> [What is being asked]
Copy every record below, exactly as written.

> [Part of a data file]
--------------------
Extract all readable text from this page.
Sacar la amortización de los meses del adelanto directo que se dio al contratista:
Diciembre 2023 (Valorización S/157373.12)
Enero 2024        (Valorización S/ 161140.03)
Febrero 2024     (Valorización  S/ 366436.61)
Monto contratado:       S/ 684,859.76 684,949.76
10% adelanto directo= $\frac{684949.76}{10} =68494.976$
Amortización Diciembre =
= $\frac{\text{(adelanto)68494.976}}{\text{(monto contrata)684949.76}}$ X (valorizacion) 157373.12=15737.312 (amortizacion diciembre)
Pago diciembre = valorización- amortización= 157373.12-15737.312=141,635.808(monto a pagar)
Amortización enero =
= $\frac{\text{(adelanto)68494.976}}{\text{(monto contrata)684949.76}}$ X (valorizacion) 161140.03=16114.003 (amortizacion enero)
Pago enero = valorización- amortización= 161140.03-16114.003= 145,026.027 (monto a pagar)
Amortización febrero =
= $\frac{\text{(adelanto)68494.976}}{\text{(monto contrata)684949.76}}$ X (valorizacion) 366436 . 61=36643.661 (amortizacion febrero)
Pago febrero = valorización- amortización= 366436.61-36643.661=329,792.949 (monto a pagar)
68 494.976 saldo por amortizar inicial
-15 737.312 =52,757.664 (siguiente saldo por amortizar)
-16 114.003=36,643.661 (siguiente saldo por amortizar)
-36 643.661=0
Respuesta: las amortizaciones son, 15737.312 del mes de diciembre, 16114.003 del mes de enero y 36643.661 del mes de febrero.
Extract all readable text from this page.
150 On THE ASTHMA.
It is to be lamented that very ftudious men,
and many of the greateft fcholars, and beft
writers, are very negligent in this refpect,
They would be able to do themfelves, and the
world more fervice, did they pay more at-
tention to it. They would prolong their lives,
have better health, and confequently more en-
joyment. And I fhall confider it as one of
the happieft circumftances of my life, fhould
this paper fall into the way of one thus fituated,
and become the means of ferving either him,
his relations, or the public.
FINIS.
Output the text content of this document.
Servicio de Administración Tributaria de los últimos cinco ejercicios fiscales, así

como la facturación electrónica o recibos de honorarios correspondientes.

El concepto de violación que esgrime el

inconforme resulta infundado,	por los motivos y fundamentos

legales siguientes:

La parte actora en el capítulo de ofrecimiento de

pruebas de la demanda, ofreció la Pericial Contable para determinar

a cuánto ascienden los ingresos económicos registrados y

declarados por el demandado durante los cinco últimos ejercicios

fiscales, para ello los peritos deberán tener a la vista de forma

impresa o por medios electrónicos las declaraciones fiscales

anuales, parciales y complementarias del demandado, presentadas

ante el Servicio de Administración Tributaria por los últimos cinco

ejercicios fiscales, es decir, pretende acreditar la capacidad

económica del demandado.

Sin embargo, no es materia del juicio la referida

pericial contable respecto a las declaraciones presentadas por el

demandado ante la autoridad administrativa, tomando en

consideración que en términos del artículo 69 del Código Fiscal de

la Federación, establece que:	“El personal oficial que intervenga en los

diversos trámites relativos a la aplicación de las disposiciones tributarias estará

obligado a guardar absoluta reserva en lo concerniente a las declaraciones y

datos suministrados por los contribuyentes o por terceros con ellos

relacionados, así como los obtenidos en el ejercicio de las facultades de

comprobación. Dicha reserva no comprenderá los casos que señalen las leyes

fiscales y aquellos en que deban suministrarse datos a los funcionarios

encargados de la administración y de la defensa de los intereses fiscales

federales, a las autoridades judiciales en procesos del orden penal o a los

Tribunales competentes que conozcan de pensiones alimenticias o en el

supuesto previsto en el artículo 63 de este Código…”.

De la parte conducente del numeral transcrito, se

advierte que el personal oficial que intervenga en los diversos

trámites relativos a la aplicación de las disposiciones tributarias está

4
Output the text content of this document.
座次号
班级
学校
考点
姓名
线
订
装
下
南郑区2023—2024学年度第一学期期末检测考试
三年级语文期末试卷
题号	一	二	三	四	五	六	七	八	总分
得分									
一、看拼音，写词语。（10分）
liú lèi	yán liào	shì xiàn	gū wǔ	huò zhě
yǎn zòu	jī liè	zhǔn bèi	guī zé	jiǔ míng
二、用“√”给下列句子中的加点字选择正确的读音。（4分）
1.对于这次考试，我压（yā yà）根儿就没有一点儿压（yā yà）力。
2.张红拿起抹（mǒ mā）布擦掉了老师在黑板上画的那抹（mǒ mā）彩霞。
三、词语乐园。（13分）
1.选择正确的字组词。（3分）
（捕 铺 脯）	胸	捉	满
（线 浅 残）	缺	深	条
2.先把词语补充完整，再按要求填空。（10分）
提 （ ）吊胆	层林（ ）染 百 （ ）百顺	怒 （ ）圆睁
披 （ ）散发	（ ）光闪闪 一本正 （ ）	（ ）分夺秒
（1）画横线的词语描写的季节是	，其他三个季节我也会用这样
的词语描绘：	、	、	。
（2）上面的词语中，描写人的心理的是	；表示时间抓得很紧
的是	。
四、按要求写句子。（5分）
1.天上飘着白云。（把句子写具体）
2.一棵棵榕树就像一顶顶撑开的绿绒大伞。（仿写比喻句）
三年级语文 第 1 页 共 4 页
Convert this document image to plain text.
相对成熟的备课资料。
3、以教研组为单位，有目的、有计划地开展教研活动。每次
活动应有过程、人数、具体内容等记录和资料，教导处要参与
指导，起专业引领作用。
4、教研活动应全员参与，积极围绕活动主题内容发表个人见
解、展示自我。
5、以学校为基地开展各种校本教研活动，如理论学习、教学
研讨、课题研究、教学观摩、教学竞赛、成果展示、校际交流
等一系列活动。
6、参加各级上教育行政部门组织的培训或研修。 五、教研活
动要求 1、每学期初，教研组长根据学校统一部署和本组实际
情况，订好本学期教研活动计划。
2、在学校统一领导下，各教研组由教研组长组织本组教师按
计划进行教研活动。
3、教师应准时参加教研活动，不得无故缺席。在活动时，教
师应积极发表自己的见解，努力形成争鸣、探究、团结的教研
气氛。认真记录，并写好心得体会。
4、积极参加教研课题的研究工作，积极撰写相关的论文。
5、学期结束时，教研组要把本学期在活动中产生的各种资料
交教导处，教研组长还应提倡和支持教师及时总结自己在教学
--------------------
> [The completed task]
Extract all readable text from this page.
Sacar la amortización de los meses del adelanto directo que se dio al contratista:
Diciembre 2023 (Valorización S/157373.12)
Enero 2024        (Valorización S/ 161140.03)
Febrero 2024     (Valorización  S/ 366436.61)
Monto contratado:       S/ 684,859.76 684,949.76
10% adelanto directo= $\frac{684949.76}{10} =68494.976$
Amortización Diciembre =
= $\frac{\text{(adelanto)68494.976}}{\text{(monto contrata)684949.76}}$ X (valorizacion) 157373.12=15737.312 (amortizacion diciembre)
Pago diciembre = valorización- amortización= 157373.12-15737.312=141,635.808(monto a pagar)
Amortización enero =
= $\frac{\text{(adelanto)68494.976}}{\text{(monto contrata)684949.76}}$ X (valorizacion) 161140.03=16114.003 (amortizacion enero)
Pago enero = valorización- amortización= 161140.03-16114.003= 145,026.027 (monto a pagar)
Amortización febrero =
= $\frac{\text{(adelanto)68494.976}}{\text{(monto contrata)684949.76}}$ X (valorizacion) 366436 . 61=36643.661 (amortizacion febrero)
Pago febrero = valorización- amortización= 366436.61-36643.661=329,792.949 (monto a pagar)
68 494.976 saldo por amortizar inicial
-15 737.312 =52,757.664 (siguiente saldo por amortizar)
-16 114.003=36,643.661 (siguiente saldo por amortizar)
-36 643.661=0
Respuesta: las amortizaciones son, 15737.312 del mes de diciembre, 16114.003 del mes de enero y 36643.661 del mes de febrero.
Extract all readable text from this page.
150 On THE ASTHMA.
It is to be lamented that very ftudious men,
and many of the greateft fcholars, and beft
writers, are very negligent in this refpect,
They would be able to do themfelves, and the
world more fervice, did they pay more at-
tention to it. They would prolong their lives,
have better health, and confequently more en-
joyment. And I fhall confider it as one of
the happieft circumftances of my life, fhould
this paper fall into the way of one thus fituated,
and become the means of ferving either him,
his relations, or the public.
FINIS.
Output the text content of this document.
Servicio de Administración Tributaria de los últimos cinco ejercicios fiscales, así

como la facturación electrónica o recibos de honorarios correspondientes.

El concepto de violación que esgrime el

inconforme resulta infundado,	por los motivos y fundamentos

legales siguientes:

La parte actora en el capítulo de ofrecimiento de

pruebas de la demanda, ofreció la Pericial Contable para determinar

a cuánto ascienden los ingresos económicos registrados y

declarados por el demandado durante los cinco últimos ejercicios

fiscales, para ello los peritos deberán tener a la vista de forma

impresa o por medios electrónicos las declaraciones fiscales

anuales, parciales y complementarias del demandado, presentadas

ante el Servicio de Administración Tributaria por los últimos cinco

ejercicios fiscales, es decir, pretende acreditar la capacidad

económica del demandado.

Sin embargo, no es materia del juicio la referida

pericial contable respecto a las declaraciones presentadas por el

demandado ante la autoridad administrativa, tomando en

consideración que en términos del artículo 69 del Código Fiscal de

la Federación, establece que:	“El personal oficial que intervenga en los

diversos trámites relativos a la aplicación de las disposiciones tributarias estará

obligado a guardar absoluta reserva en lo concerniente a las declaraciones y

datos suministrados por los contribuyentes o por terceros con ellos

relacionados, así como los obtenidos en el ejercicio de las facultades de

comprobación. Dicha reserva no comprenderá los casos que señalen las leyes

fiscales y aquellos en que deban suministrarse datos a los funcionarios

encargados de la administración y de la defensa de los intereses fiscales

federales, a las autoridades judiciales en procesos del orden penal o a los

Tribunales competentes que conozcan de pensiones alimenticias o en el

supuesto previsto en el artículo 63 de este Código…”.

De la parte conducente del numeral transcrito, se

advierte que el personal oficial que intervenga en los diversos

trámites relativos a la aplicación de las disposiciones tributarias está

4
Output the text content of this document.
座次号
班级
学校
考点
姓名
线
订
装
下
南郑区2023—2024学年度第一学期期末检测考试
三年级语文期末试卷
题号	一	二	三	四	五	六	七	八	总分
得分									
一、看拼音，写词语。（10分）
liú lèi	yán liào	shì xiàn	gū wǔ	huò zhě
yǎn zòu	jī liè	zhǔn bèi	guī zé	jiǔ míng
二、用“√”给下列句子中的加点字选择正确的读音。（4分）
1.对于这次考试，我压（yā yà）根儿就没有一点儿压（yā yà）力。
2.张红拿起抹（mǒ mā）布擦掉了老师在黑板上画的那抹（mǒ mā）彩霞。
三、词语乐园。（13分）
1.选择正确的字组词。（3分）
（捕 铺 脯）	胸	捉	满
（线 浅 残）	缺	深	条
2.先把词语补充完整，再按要求填空。（10分）
提 （ ）吊胆	层林（ ）染 百 （ ）百顺	怒 （ ）圆睁
披 （ ）散发	（ ）光闪闪 一本正 （ ）	（ ）分夺秒
（1）画横线的词语描写的季节是	，其他三个季节我也会用这样
的词语描绘：	、	、	。
（2）上面的词语中，描写人的心理的是	；表示时间抓得很紧
的是	。
四、按要求写句子。（5分）
1.天上飘着白云。（把句子写具体）
2.一棵棵榕树就像一顶顶撑开的绿绒大伞。（仿写比喻句）
三年级语文 第 1 页 共 4 页
Convert this document image to plain text.
相对成熟的备课资料。
3、以教研组为单位，有目的、有计划地开展教研活动。每次
活动应有过程、人数、具体内容等记录和资料，教导处要参与
指导，起专业引领作用。
4、教研活动应全员参与，积极围绕活动主题内容发表个人见
解、展示自我。
5、以学校为基地开展各种校本教研活动，如理论学习、教学
研讨、课题研究、教学观摩、教学竞赛、成果展示、校际交流
等一系列活动。
6、参加各级上教育行政部门组织的培训或研修。 五、教研活
动要求 1、每学期初，教研组长根据学校统一部署和本组实际
情况，订好本学期教研活动计划。
2、在学校统一领导下，各教研组由教研组长组织本组教师按
计划进行教研活动。
3、教师应准时参加教研活动，不得无故缺席。在活动时，教
师应积极发表自己的见解，努力形成争鸣、探究、团结的教研
气氛。认真记录，并写好心得体会。
4、积极参加教研课题的研究工作，积极撰写相关的论文。
5、学期结束时，教研组要把本学期在活动中产生的各种资料
交教导处，教研组长还应提倡和支持教师及时总结自己在教学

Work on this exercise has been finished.